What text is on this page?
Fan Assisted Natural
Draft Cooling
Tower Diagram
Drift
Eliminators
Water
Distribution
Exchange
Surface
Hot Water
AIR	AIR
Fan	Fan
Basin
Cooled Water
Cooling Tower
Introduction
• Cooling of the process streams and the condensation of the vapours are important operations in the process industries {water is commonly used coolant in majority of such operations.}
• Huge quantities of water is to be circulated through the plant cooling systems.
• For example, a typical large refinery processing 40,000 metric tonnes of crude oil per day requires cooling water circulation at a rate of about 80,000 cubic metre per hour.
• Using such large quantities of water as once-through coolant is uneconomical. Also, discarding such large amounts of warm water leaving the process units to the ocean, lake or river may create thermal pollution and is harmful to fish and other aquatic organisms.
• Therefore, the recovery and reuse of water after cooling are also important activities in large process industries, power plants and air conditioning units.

SHORT PROBLEM: Reproduce the entries above in full by retyping them exactly.

SOLUTION FOR THIS TASK:
What text is on this page?
Fan Assisted Natural
Draft Cooling
Tower Diagram
Drift
Eliminators
Water
Distribution
Exchange
Surface
Hot Water
AIR	AIR
Fan	Fan
Basin
Cooled Water
Cooling Tower
Introduction
• Cooling of the process streams and the condensation of the vapours are important operations in the process industries {water is commonly used coolant in majority of such operations.}
• Huge quantities of water is to be circulated through the plant cooling systems.
• For example, a typical large refinery processing 40,000 metric tonnes of crude oil per day requires cooling water circulation at a rate of about 80,000 cubic metre per hour.
• Using such large quantities of water as once-through coolant is uneconomical. Also, discarding such large amounts of warm water leaving the process units to the ocean, lake or river may create thermal pollution and is harmful to fish and other aquatic organisms.
• Therefore, the recovery and reuse of water after cooling are also important activities in large process industries, power plants and air conditioning units.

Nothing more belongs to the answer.